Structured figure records
★ ★ ★ ★ ★
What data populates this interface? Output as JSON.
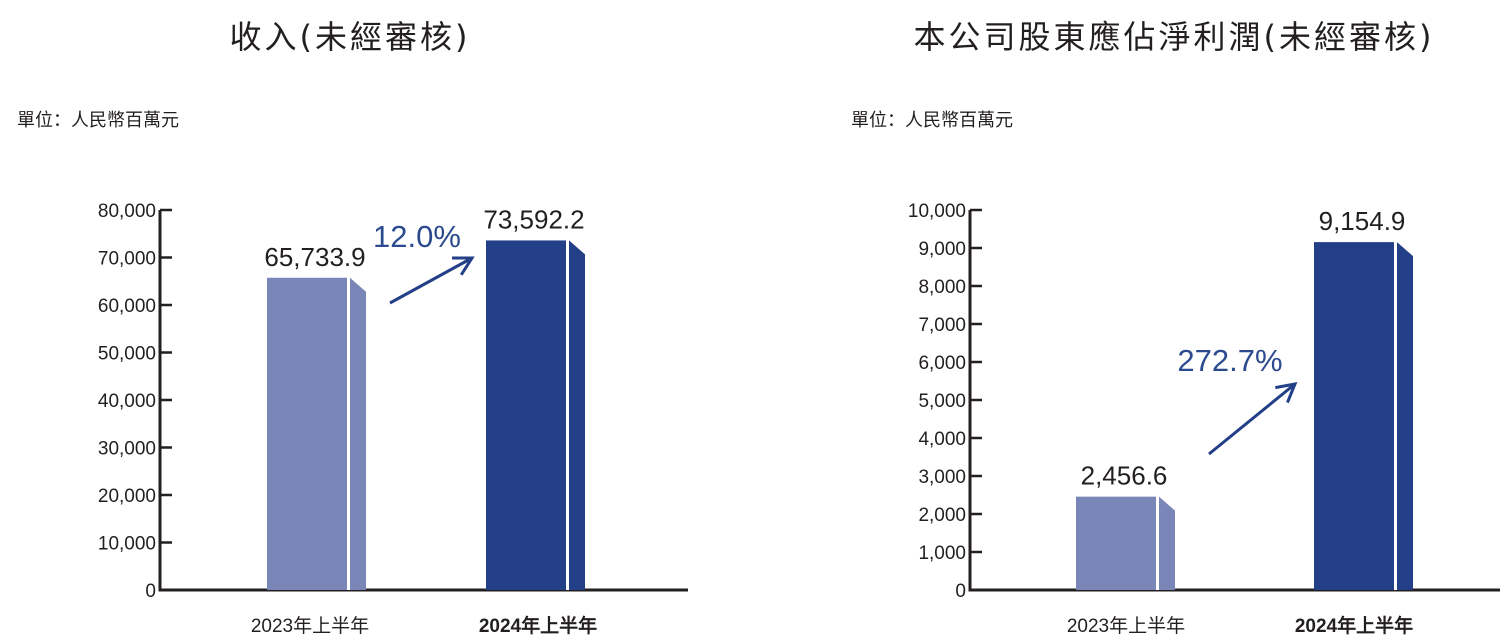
{
  "colors": {
    "bar_2023": "#7b86b8",
    "bar_2024": "#223f87",
    "arrow": "#223f87",
    "growth_text": "#2c4a8f",
    "axis": "#231f20"
  },
  "chart_data": [
    {
      "type": "bar",
      "title": "收入(未經審核)",
      "unit_label": "單位：人民幣百萬元",
      "categories": [
        "2023年上半年",
        "2024年上半年"
      ],
      "values": [
        65733.9,
        73592.2
      ],
      "value_labels": [
        "65,733.9",
        "73,592.2"
      ],
      "ylim": [
        0,
        80000
      ],
      "yticks": [
        0,
        10000,
        20000,
        30000,
        40000,
        50000,
        60000,
        70000,
        80000
      ],
      "ytick_labels": [
        "0",
        "10,000",
        "20,000",
        "30,000",
        "40,000",
        "50,000",
        "60,000",
        "70,000",
        "80,000"
      ],
      "growth_label": "12.0%",
      "xlabel": "",
      "ylabel": ""
    },
    {
      "type": "bar",
      "title": "本公司股東應佔淨利潤(未經審核)",
      "unit_label": "單位：人民幣百萬元",
      "categories": [
        "2023年上半年",
        "2024年上半年"
      ],
      "values": [
        2456.6,
        9154.9
      ],
      "value_labels": [
        "2,456.6",
        "9,154.9"
      ],
      "ylim": [
        0,
        10000
      ],
      "yticks": [
        0,
        1000,
        2000,
        3000,
        4000,
        5000,
        6000,
        7000,
        8000,
        9000,
        10000
      ],
      "ytick_labels": [
        "0",
        "1,000",
        "2,000",
        "3,000",
        "4,000",
        "5,000",
        "6,000",
        "7,000",
        "8,000",
        "9,000",
        "10,000"
      ],
      "growth_label": "272.7%",
      "xlabel": "",
      "ylabel": ""
    }
  ]
}
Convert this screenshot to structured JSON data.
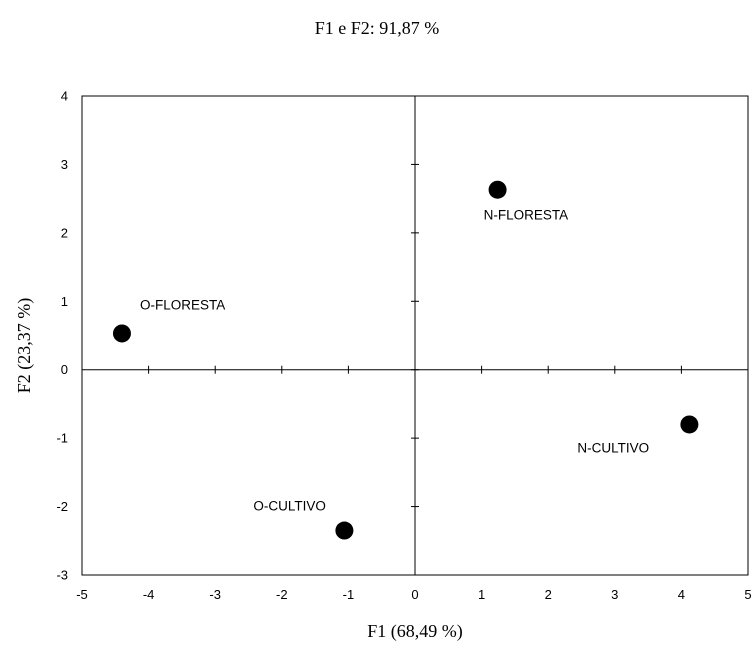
{
  "chart_data": {
    "type": "scatter",
    "title": "F1 e F2: 91,87 %",
    "xlabel": "F1 (68,49 %)",
    "ylabel": "F2 (23,37 %)",
    "xlim": [
      -5,
      5
    ],
    "ylim": [
      -3,
      4
    ],
    "xticks": [
      -5,
      -4,
      -3,
      -2,
      -1,
      0,
      1,
      2,
      3,
      4,
      5
    ],
    "yticks": [
      -3,
      -2,
      -1,
      0,
      1,
      2,
      3,
      4
    ],
    "grid": false,
    "legend": "none",
    "point_color": "#000000",
    "points": [
      {
        "label": "N-FLORESTA",
        "x": 1.24,
        "y": 2.63,
        "label_side": "below"
      },
      {
        "label": "O-FLORESTA",
        "x": -4.4,
        "y": 0.53,
        "label_side": "above-right"
      },
      {
        "label": "N-CULTIVO",
        "x": 4.12,
        "y": -0.8,
        "label_side": "below-left"
      },
      {
        "label": "O-CULTIVO",
        "x": -1.06,
        "y": -2.35,
        "label_side": "above-left"
      }
    ]
  }
}
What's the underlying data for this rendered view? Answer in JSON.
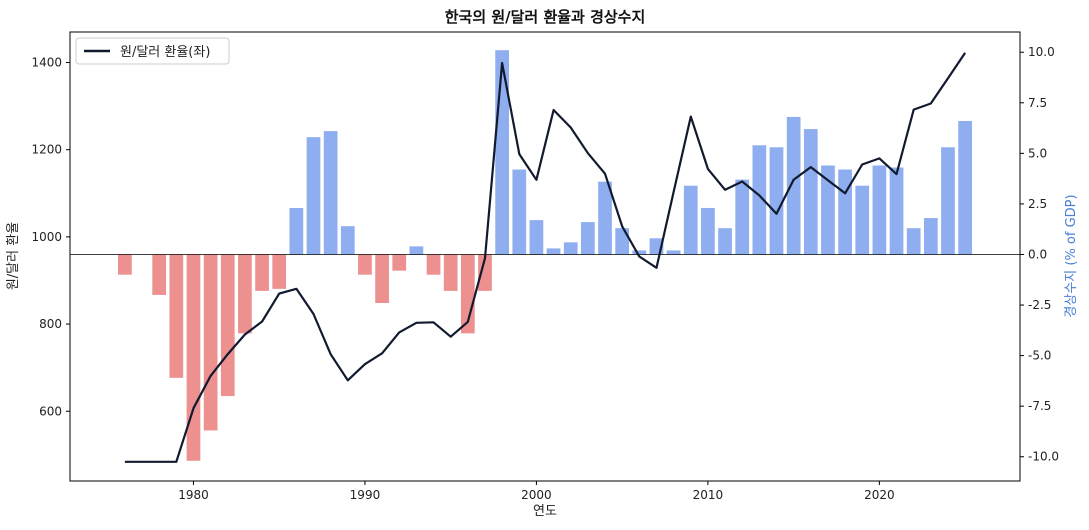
{
  "chart_data": {
    "type": "bar+line",
    "title": "한국의 원/달러 환율과 경상수지",
    "xlabel": "연도",
    "ylabel_left": "원/달러 환율",
    "ylabel_right": "경상수지 (% of GDP)",
    "xlim": [
      1972.8,
      2028.2
    ],
    "ylim_left": [
      440,
      1470
    ],
    "ylim_right": [
      -11.2,
      11.0
    ],
    "x_ticks": [
      1980,
      1990,
      2000,
      2010,
      2020
    ],
    "y_left_ticks": [
      600,
      800,
      1000,
      1200,
      1400
    ],
    "y_right_ticks": [
      -10.0,
      -7.5,
      -5.0,
      -2.5,
      0.0,
      2.5,
      5.0,
      7.5,
      10.0
    ],
    "grid": false,
    "legend_position": "top-left",
    "colors": {
      "line": "#111a2e",
      "bar_positive": "#8eaef0",
      "bar_negative": "#ec9090",
      "right_axis_label": "#4a7fd4",
      "zero_line": "#000000"
    },
    "series": [
      {
        "name": "원/달러 환율(좌)",
        "kind": "line",
        "axis": "left",
        "x": [
          1976,
          1977,
          1978,
          1979,
          1980,
          1981,
          1982,
          1983,
          1984,
          1985,
          1986,
          1987,
          1988,
          1989,
          1990,
          1991,
          1992,
          1993,
          1994,
          1995,
          1996,
          1997,
          1998,
          1999,
          2000,
          2001,
          2002,
          2003,
          2004,
          2005,
          2006,
          2007,
          2008,
          2009,
          2010,
          2011,
          2012,
          2013,
          2014,
          2015,
          2016,
          2017,
          2018,
          2019,
          2020,
          2021,
          2022,
          2023,
          2024,
          2025
        ],
        "values": [
          484,
          484,
          484,
          484,
          607,
          681,
          731,
          776,
          806,
          870,
          881,
          823,
          731,
          671,
          708,
          733,
          781,
          803,
          804,
          771,
          805,
          951,
          1399,
          1190,
          1131,
          1291,
          1251,
          1192,
          1145,
          1024,
          955,
          929,
          1103,
          1276,
          1156,
          1108,
          1127,
          1095,
          1053,
          1131,
          1160,
          1130,
          1100,
          1166,
          1180,
          1144,
          1292,
          1306,
          1364,
          1422
        ]
      },
      {
        "name": "경상수지",
        "kind": "bar",
        "axis": "right",
        "x": [
          1976,
          1977,
          1978,
          1979,
          1980,
          1981,
          1982,
          1983,
          1984,
          1985,
          1986,
          1987,
          1988,
          1989,
          1990,
          1991,
          1992,
          1993,
          1994,
          1995,
          1996,
          1997,
          1998,
          1999,
          2000,
          2001,
          2002,
          2003,
          2004,
          2005,
          2006,
          2007,
          2008,
          2009,
          2010,
          2011,
          2012,
          2013,
          2014,
          2015,
          2016,
          2017,
          2018,
          2019,
          2020,
          2021,
          2022,
          2023,
          2024,
          2025
        ],
        "values": [
          -1.0,
          0.0,
          -2.0,
          -6.1,
          -10.2,
          -8.7,
          -7.0,
          -3.9,
          -1.8,
          -1.7,
          2.3,
          5.8,
          6.1,
          1.4,
          -1.0,
          -2.4,
          -0.8,
          0.4,
          -1.0,
          -1.8,
          -3.9,
          -1.8,
          10.1,
          4.2,
          1.7,
          0.3,
          0.6,
          1.6,
          3.6,
          1.3,
          0.2,
          0.8,
          0.2,
          3.4,
          2.3,
          1.3,
          3.7,
          5.4,
          5.3,
          6.8,
          6.2,
          4.4,
          4.2,
          3.4,
          4.4,
          4.3,
          1.3,
          1.8,
          5.3,
          6.6
        ]
      }
    ]
  }
}
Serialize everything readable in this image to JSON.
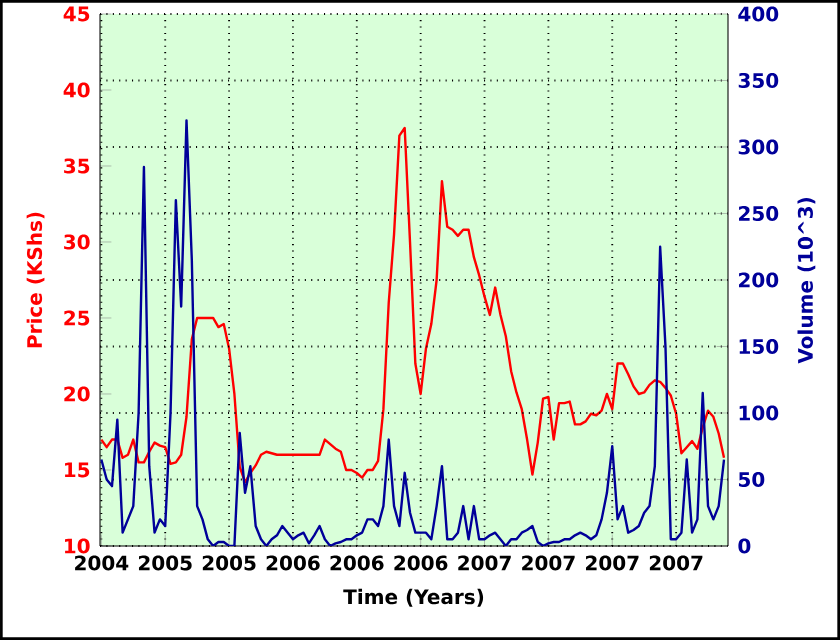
{
  "chart_data": {
    "type": "line",
    "xlabel": "Time (Years)",
    "ylabel": "Price (KShs)",
    "y2label": "Volume (10^3)",
    "categories": [
      "2004",
      null,
      null,
      null,
      null,
      null,
      null,
      null,
      null,
      null,
      null,
      null,
      "2005",
      null,
      null,
      null,
      null,
      null,
      null,
      null,
      null,
      null,
      null,
      null,
      "2005",
      null,
      null,
      null,
      null,
      null,
      null,
      null,
      null,
      null,
      null,
      null,
      "2006",
      null,
      null,
      null,
      null,
      null,
      null,
      null,
      null,
      null,
      null,
      null,
      "2006",
      null,
      null,
      null,
      null,
      null,
      null,
      null,
      null,
      null,
      null,
      null,
      "2006",
      null,
      null,
      null,
      null,
      null,
      null,
      null,
      null,
      null,
      null,
      null,
      "2007",
      null,
      null,
      null,
      null,
      null,
      null,
      null,
      null,
      null,
      null,
      null,
      "2007",
      null,
      null,
      null,
      null,
      null,
      null,
      null,
      null,
      null,
      null,
      null,
      "2007",
      null,
      null,
      null,
      null,
      null,
      null,
      null,
      null,
      null,
      null,
      null,
      "2007",
      null,
      null,
      null,
      null,
      null,
      null,
      null,
      null,
      null
    ],
    "ylim": [
      10,
      45
    ],
    "yticks": [
      10,
      15,
      20,
      25,
      30,
      35,
      40,
      45
    ],
    "y2lim": [
      0,
      400
    ],
    "y2ticks": [
      0,
      50,
      100,
      150,
      200,
      250,
      300,
      350,
      400
    ],
    "grid": true,
    "series": [
      {
        "color": "#ff0000",
        "values": [
          17,
          16.5,
          17,
          17,
          15.8,
          16,
          17,
          15.5,
          15.5,
          16.2,
          16.8,
          16.6,
          16.5,
          15.4,
          15.5,
          16,
          18.5,
          23.6,
          25,
          25,
          25,
          25,
          24.4,
          24.6,
          23,
          20,
          15.2,
          14.2,
          14.8,
          15.3,
          16,
          16.2,
          16.1,
          16,
          16,
          16,
          16,
          16,
          16,
          16,
          16,
          16,
          17,
          16.7,
          16.4,
          16.2,
          15,
          15,
          14.8,
          14.5,
          15,
          15,
          15.6,
          19,
          26,
          30.5,
          37,
          37.5,
          30,
          22,
          20,
          23,
          24.6,
          27.5,
          34,
          31,
          30.8,
          30.4,
          30.8,
          30.8,
          29,
          27.8,
          26.4,
          25.2,
          27,
          25.2,
          23.8,
          21.5,
          20.1,
          19,
          17,
          14.7,
          16.8,
          19.7,
          19.8,
          17,
          19.4,
          19.4,
          19.5,
          18,
          18,
          18.2,
          18.7,
          18.6,
          18.9,
          20,
          19,
          22,
          22,
          21.3,
          20.5,
          20,
          20.1,
          20.6,
          20.9,
          20.8,
          20.4,
          19.9,
          18.7,
          16.1,
          16.5,
          16.9,
          16.4,
          17.8,
          18.9,
          18.5,
          17.4,
          15.8
        ]
      },
      {
        "color": "#000099",
        "axis": "y2",
        "values": [
          65,
          50,
          45,
          95,
          10,
          20,
          30,
          100,
          285,
          60,
          10,
          20,
          15,
          100,
          260,
          180,
          320,
          215,
          30,
          20,
          5,
          0,
          3,
          3,
          0,
          0,
          85,
          40,
          60,
          15,
          5,
          0,
          5,
          8,
          15,
          10,
          5,
          8,
          10,
          2,
          8,
          15,
          5,
          0,
          2,
          3,
          5,
          5,
          8,
          10,
          20,
          20,
          15,
          30,
          80,
          30,
          15,
          55,
          25,
          10,
          10,
          10,
          5,
          30,
          60,
          5,
          5,
          10,
          30,
          5,
          30,
          5,
          5,
          8,
          10,
          5,
          0,
          5,
          5,
          10,
          12,
          15,
          3,
          0,
          2,
          3,
          3,
          5,
          5,
          8,
          10,
          8,
          5,
          8,
          20,
          40,
          75,
          20,
          30,
          10,
          12,
          15,
          25,
          30,
          60,
          225,
          150,
          5,
          5,
          10,
          65,
          10,
          20,
          115,
          30,
          20,
          30,
          65
        ]
      }
    ]
  }
}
★ ★ ★ ★ ★
For this exercise, gather every line of the data that contains the word "JSON".

→ Answer to this task:
What data populates this interface? Output as JSON.
Convert this screenshot to structured JSON data.
What's the underlying data for this rendered view? Answer in JSON.
Serialize everything readable in this image to JSON.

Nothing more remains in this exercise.